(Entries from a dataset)

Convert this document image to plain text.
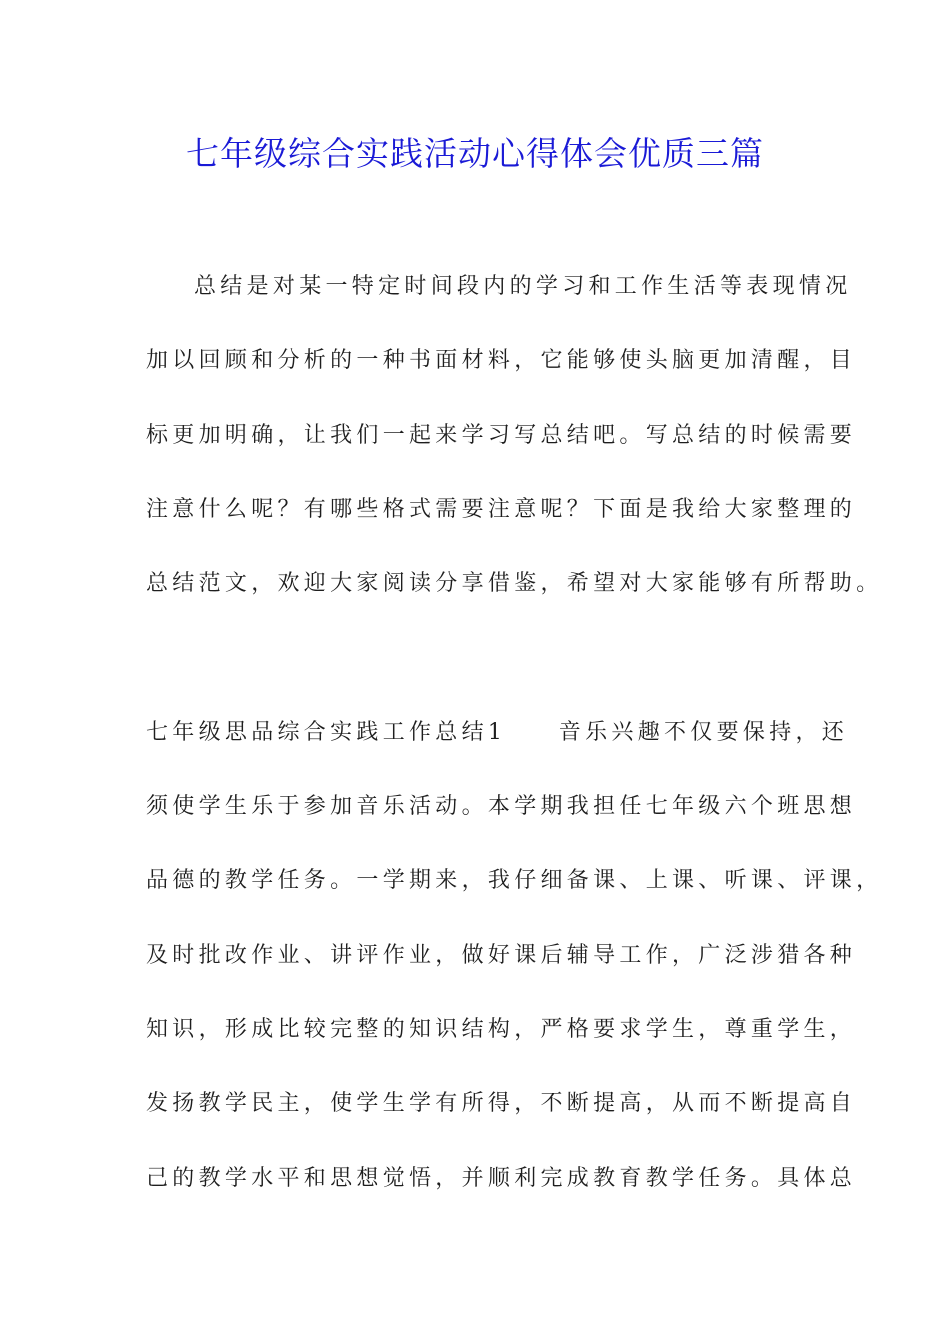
七年级综合实践活动心得体会优质三篇

总结是对某一特定时间段内的学习和工作生活等表现情况

加以回顾和分析的一种书面材料，它能够使头脑更加清醒，目

标更加明确，让我们一起来学习写总结吧。写总结的时候需要

注意什么呢？有哪些格式需要注意呢？下面是我给大家整理的

总结范文，欢迎大家阅读分享借鉴，希望对大家能够有所帮助。

七年级思品综合实践工作总结1　　音乐兴趣不仅要保持，还

须使学生乐于参加音乐活动。本学期我担任七年级六个班思想

品德的教学任务。一学期来，我仔细备课、上课、听课、评课，

及时批改作业、讲评作业，做好课后辅导工作，广泛涉猎各种

知识，形成比较完整的知识结构，严格要求学生，尊重学生，

发扬教学民主，使学生学有所得，不断提高，从而不断提高自

己的教学水平和思想觉悟，并顺利完成教育教学任务。具体总
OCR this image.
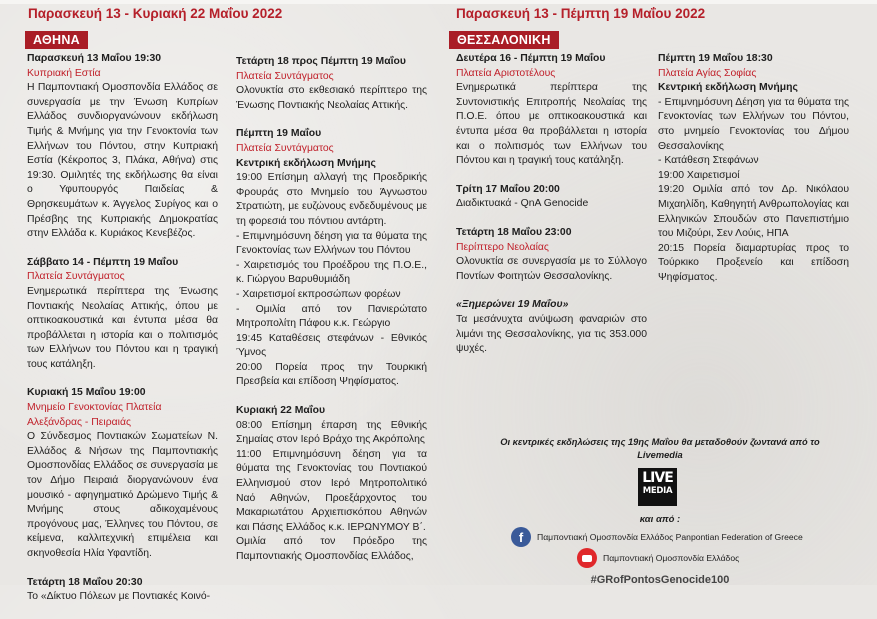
Παρασκευή 13 - Κυριακή 22 Μαΐου 2022
ΑΘΗΝΑ
Παρασκευή 13 - Πέμπτη 19 Μαΐου 2022
ΘΕΣΣΑΛΟΝΙΚΗ
Παρασκευή 13 Μαΐου 19:30
Κυπριακή Εστία
Η Παμποντιακή Ομοσπονδία Ελλάδος σε συνεργασία με την Ένωση Κυπρίων Ελλάδος συνδιοργανώνουν εκδήλωση Τιμής & Μνήμης για την Γενοκτονία των Ελλήνων του Πόντου, στην Κυπριακή Εστία (Κέκροπος 3, Πλάκα, Αθήνα) στις 19:30. Ομιλητές της εκδήλωσης θα είναι ο Υφυπουργός Παιδείας & Θρησκευμάτων κ. Άγγελος Συρίγος και ο Πρέσβης της Κυπριακής Δημοκρατίας στην Ελλάδα κ. Κυριάκος Κενεβέζος.
Σάββατο 14 - Πέμπτη 19 Μαΐου
Πλατεία Συντάγματος
Ενημερωτικά περίπτερα της Ένωσης Ποντιακής Νεολαίας Αττικής, όπου με οπτικοακουστικά και έντυπα μέσα θα προβάλλεται η ιστορία και ο πολιτισμός των Ελλήνων του Πόντου και η τραγική τους κατάληξη.
Κυριακή 15 Μαΐου 19:00
Μνημείο Γενοκτονίας Πλατεία Αλεξάνδρας - Πειραιάς
Ο Σύνδεσμος Ποντιακών Σωματείων Ν. Ελλάδος & Νήσων της Παμποντιακής Ομοσπονδίας Ελλάδος σε συνεργασία με τον Δήμο Πειραιά διοργανώνουν ένα μουσικό - αφηγηματικό Δρώμενο Τιμής & Μνήμης στους αδικοχαμένους προγόνους μας, Έλληνες του Πόντου, σε κείμενα, καλλιτεχνική επιμέλεια και σκηνοθεσία Ηλία Υφαντίδη.
Τετάρτη 18 Μαΐου 20:30
Το «Δίκτυο Πόλεων με Ποντιακές Κοινό-
Τετάρτη 18 προς Πέμπτη 19 Μαΐου
Πλατεία Συντάγματος
Ολονυκτία στο εκθεσιακό περίπτερο της Ένωσης Ποντιακής Νεολαίας Αττικής.
Πέμπτη 19 Μαΐου
Πλατεία Συντάγματος
Κεντρική εκδήλωση Μνήμης
19:00 Επίσημη αλλαγή της Προεδρικής Φρουράς στο Μνημείο του Άγνωστου Στρατιώτη, με ευζώνους ενδεδυμένους με τη φορεσιά του πόντιου αντάρτη.
- Επιμνημόσυνη δέηση για τα θύματα της Γενοκτονίας των Ελλήνων του Πόντου
- Χαιρετισμός του Προέδρου της Π.Ο.Ε., κ. Γιώργου Βαρυθυμιάδη
- Χαιρετισμοί εκπροσώπων φορέων
- Ομιλία από τον Πανιερώτατο Μητροπολίτη Πάφου κ.κ. Γεώργιο
19:45 Καταθέσεις στεφάνων - Εθνικός Ύμνος
20:00 Πορεία προς την Τουρκική Πρεσβεία και επίδοση Ψηφίσματος.
Κυριακή 22 Μαΐου
08:00 Επίσημη έπαρση της Εθνικής Σημαίας στον Ιερό Βράχο της Ακρόπολης
11:00 Επιμνημόσυνη δέηση για τα θύματα της Γενοκτονίας του Ποντιακού Ελληνισμού στον Ιερό Μητροπολιτικό Ναό Αθηνών, Προεξάρχοντος του Μακαριωτάτου Αρχιεπισκόπου Αθηνών και Πάσης Ελλάδος κ.κ. ΙΕΡΩΝΥΜΟΥ Β΄.
Ομιλία από τον Πρόεδρο της Παμποντιακής Ομοσπονδίας Ελλάδος,
Δευτέρα 16 - Πέμπτη 19 Μαΐου
Πλατεία Αριστοτέλους
Ενημερωτικά περίπτερα της Συντονιστικής Επιτροπής Νεολαίας της Π.Ο.Ε. όπου με οπτικοακουστικά και έντυπα μέσα θα προβάλλεται η ιστορία και ο πολιτισμός των Ελλήνων του Πόντου και η τραγική τους κατάληξη.
Τρίτη 17 Μαΐου 20:00
Διαδικτυακά - QnA Genocide
Τετάρτη 18 Μαΐου 23:00
Περίπτερο Νεολαίας
Ολονυκτία σε συνεργασία με το Σύλλογο Ποντίων Φοιτητών Θεσσαλονίκης.
«Ξημερώνει 19 Μαΐου»
Τα μεσάνυχτα ανύψωση φαναριών στο λιμάνι της Θεσσαλονίκης, για τις 353.000 ψυχές.
Πέμπτη 19 Μαΐου 18:30
Πλατεία Αγίας Σοφίας
Κεντρική εκδήλωση Μνήμης
- Επιμνημόσυνη Δέηση για τα θύματα της Γενοκτονίας των Ελλήνων του Πόντου, στο μνημείο Γενοκτονίας του Δήμου Θεσσαλονίκης
- Κατάθεση Στεφάνων
19:00 Χαιρετισμοί
19:20 Ομιλία από τον Δρ. Νικόλαου Μιχαηλίδη, Καθηγητή Ανθρωπολογίας και Ελληνικών Σπουδών στο Πανεπιστήμιο του Μιζούρι, Σεν Λούις, ΗΠΑ
20:15 Πορεία διαμαρτυρίας προς το Τούρκικο Προξενείο και επίδοση Ψηφίσματος.
Οι κεντρικές εκδηλώσεις της 19ης Μαΐου θα μεταδοθούν ζωντανά από το Livemedia
LIVE
MEDIA
και από :
f	Παμποντιακή Ομοσπονδία Ελλάδος Panpontian Federation of Greece
Παμποντιακή Ομοσπονδία Ελλάδος
#GRofPontosGenocide100
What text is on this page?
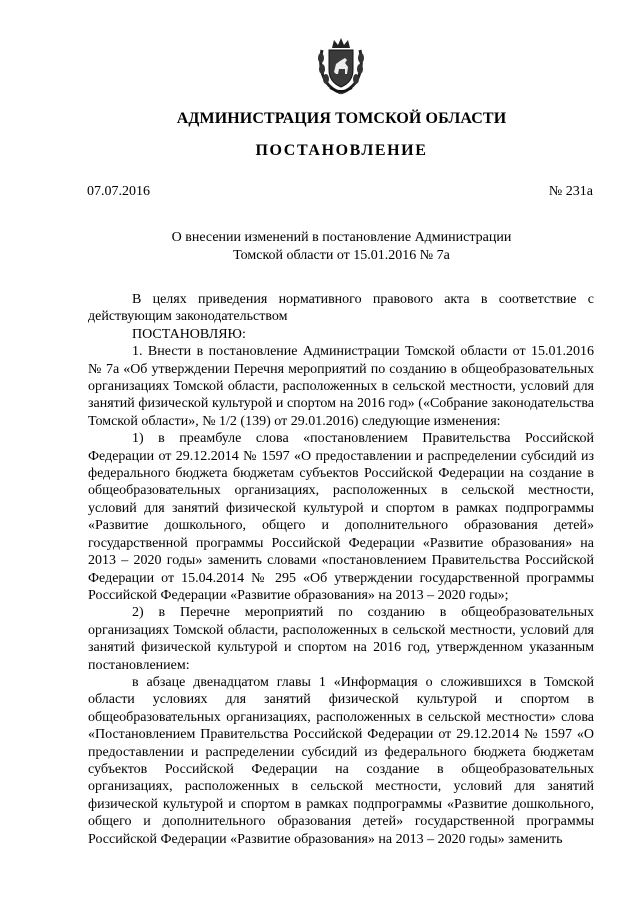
АДМИНИСТРАЦИЯ ТОМСКОЙ ОБЛАСТИ
ПОСТАНОВЛЕНИЕ
07.07.2016	№ 231а
О внесении изменений в постановление Администрации
Томской области от 15.01.2016 № 7а

В целях приведения нормативного правового акта в соответствие с действующим законодательством

ПОСТАНОВЛЯЮ:

1. Внести в постановление Администрации Томской области от 15.01.2016 № 7а «Об утверждении Перечня мероприятий по созданию в общеобразовательных организациях Томской области, расположенных в сельской местности, условий для занятий физической культурой и спортом на 2016 год» («Собрание законодательства Томской области», № 1/2 (139) от 29.01.2016) следующие изменения:

1) в преамбуле слова «постановлением Правительства Российской Федерации от 29.12.2014 № 1597 «О предоставлении и распределении субсидий из федерального бюджета бюджетам субъектов Российской Федерации на создание в общеобразовательных организациях, расположенных в сельской местности, условий для занятий физической культурой и спортом в рамках подпрограммы «Развитие дошкольного, общего и дополнительного образования детей» государственной программы Российской Федерации «Развитие образования» на 2013 – 2020 годы» заменить словами «постановлением Правительства Российской Федерации от 15.04.2014 № 295 «Об утверждении государственной программы Российской Федерации «Развитие образования» на 2013 – 2020 годы»;

2) в Перечне мероприятий по созданию в общеобразовательных организациях Томской области, расположенных в сельской местности, условий для занятий физической культурой и спортом на 2016 год, утвержденном указанным постановлением:

в абзаце двенадцатом главы 1 «Информация о сложившихся в Томской области условиях для занятий физической культурой и спортом в общеобразовательных организациях, расположенных в сельской местности» слова «Постановлением Правительства Российской Федерации от 29.12.2014 № 1597 «О предоставлении и распределении субсидий из федерального бюджета бюджетам субъектов Российской Федерации на создание в общеобразовательных организациях, расположенных в сельской местности, условий для занятий физической культурой и спортом в рамках подпрограммы «Развитие дошкольного, общего и дополнительного образования детей» государственной программы Российской Федерации «Развитие образования» на 2013 – 2020 годы» заменить
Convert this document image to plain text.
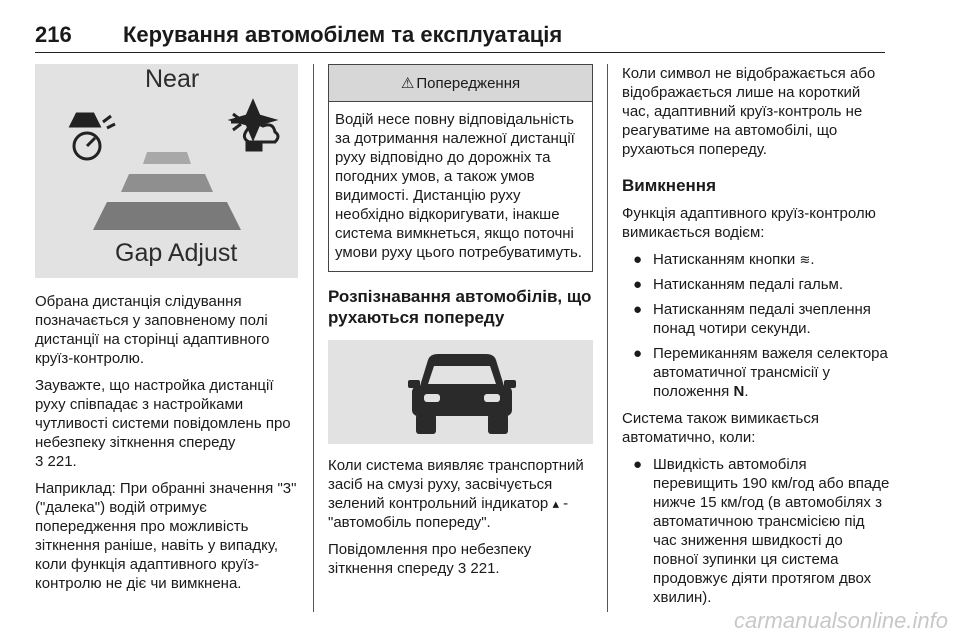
216 Керування автомобілем та експлуатація
Near
Gap Adjust

Обрана дистанція слідування позначається у заповненому полі дистанції на сторінці адаптивного круїз-контролю.

Зауважте, що настройка дистанції руху співпадає з настройками чутливості системи повідомлень про небезпеку зіткнення спереду
3 221.

Наприклад: При обранні значення "3" ("далека") водій отримує попередження про можливість зіткнення раніше, навіть у випадку, коли функція адаптивного круїз-контролю не діє чи вимкнена.

⚠ Попередження
Водій несе повну відповідальність за дотримання належної дистанції руху відповідно до дорожніх та погодних умов, а також умов видимості. Дистанцію руху необхідно відкоригувати, інакше система вимкнеться, якщо поточні умови руху цього потребуватимуть.
Розпізнавання автомобілів, що рухаються попереду

Коли система виявляє транспортний засіб на смузі руху, засвічується зелений контрольний індикатор ▴ - "автомобіль попереду".

Повідомлення про небезпеку зіткнення спереду 3 221.

Коли символ не відображається або відображається лише на короткий час, адаптивний круїз-контроль не реагуватиме на автомобілі, що рухаються попереду.

Вимкнення

Функція адаптивного круїз-контролю вимикається водієм:

● Натисканням кнопки ≋.
● Натисканням педалі гальм.
● Натисканням педалі зчеплення понад чотири секунди.
● Перемиканням важеля селектора автоматичної трансмісії у положення N.

Система також вимикається автоматично, коли:

● Швидкість автомобіля перевищить 190 км/год або впаде нижче 15 км/год (в автомобілях з автоматичною трансмісією під час зниження швидкості до повної зупинки ця система продовжує діяти протягом двох хвилин).
carmanualsonline.info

# [Goal]
In the listing, find all lines with the string "також" and copy them.

# [Solved exercise]
Водій несе повну відповідальність за дотримання належної дистанції руху відповідно до дорожніх та погодних умов, а також умов видимості. Дистанцію руху необхідно відкоригувати, інакше система вимкнеться, якщо поточні умови руху цього потребуватимуть.
Система також вимикається автоматично, коли:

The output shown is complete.